Job 1:
Swap "Strawberry Crunch" for "Mango Crunch" throughout the listing below, and leave every other part of it unchanged.

Quoted text:
◆ ◆ ◆ ◆ ◆ ◆ ◆
Leadership (Abuja)

27 January 2013

Nigerian Pastors and the Prosperity Syndrome

Photo: Vanguard
Pastor Ayo Oritsejafor

opinion

The recent gift of an aircraft to the President of the Christian Association of Nigerian (CAN) Pastor Ayo Oritsejafor, on the anniversary of his forty years in the 'Lord's vineyard' in unbroken fellowship and service to God and humanity seems to have opened a hornets nest as all brands of criticisms have greeted this seemly innocuous act of appreciation from the laity to the distinguished clergyman.

The most vitriolic was from none other personality than Pastor Tunde Bakare, a self-styled prophet to the nation and a 'polipastor', (Pastor, practicing politics). One must make efforts to understand the psyche of the average Nigerian to begin to appreciate how he thinks and acts.

The truth is that the Nigerian church is indeed advancing faster than the rest of the country. We witness better organization and excellence in our churches in the nation than elsewhere.

Notwithstanding, there are equally areas of deficiency in this institution. The Nigerian church is a vocal, visible member of the world wide council of churches. She has been very influential as a pressure group in determining outcomes of contentious and controversial issues within the body of Christ. A case in study is the clamour for the ordination of gay pastor/ministers within the Church of England. The Nigerian Anglican communion threatened to sever relationship with Canterbury and as such, this decision was rescinded.
◆ ◆ ◆ ◆ ◆ ◆ ◆
Available records:
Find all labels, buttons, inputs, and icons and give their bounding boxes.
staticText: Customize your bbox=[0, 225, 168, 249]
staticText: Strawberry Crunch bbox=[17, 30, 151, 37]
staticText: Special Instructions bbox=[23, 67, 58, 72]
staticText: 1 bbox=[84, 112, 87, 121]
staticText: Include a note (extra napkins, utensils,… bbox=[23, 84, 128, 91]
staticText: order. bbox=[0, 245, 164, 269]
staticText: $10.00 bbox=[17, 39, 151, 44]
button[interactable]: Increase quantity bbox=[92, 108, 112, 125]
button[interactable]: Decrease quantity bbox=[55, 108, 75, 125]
◆ ◆ ◆ ◆ ◆ ◆ ◆
Job 2:
Answer these questions about the opinion piece on Nigerian pastors above.
(a) What gift did Pastor Ayo Oritsejafor receive?
(b) Who gave the most vitriolic criticism of the gift?
(c) With what did the Nigerian Anglican communion threaten to sever relationship?

Task answer 1:
Find all labels, buttons, inputs, and icons and give their bounding boxes.
staticText: Customize your bbox=[0, 225, 168, 249]
staticText: Mango Crunch bbox=[17, 30, 151, 37]
staticText: Special Instructions bbox=[23, 67, 58, 72]
staticText: 1 bbox=[84, 112, 87, 121]
staticText: Include a note (extra napkins, utensils,… bbox=[23, 84, 128, 91]
staticText: order. bbox=[0, 245, 164, 269]
staticText: $10.00 bbox=[17, 39, 151, 44]
button[interactable]: Increase quantity bbox=[92, 108, 112, 125]
button[interactable]: Decrease quantity bbox=[55, 108, 75, 125]

Task answer 2:
(a) An aircraft.
(b) Pastor Tunde Bakare.
(c) Canterbury.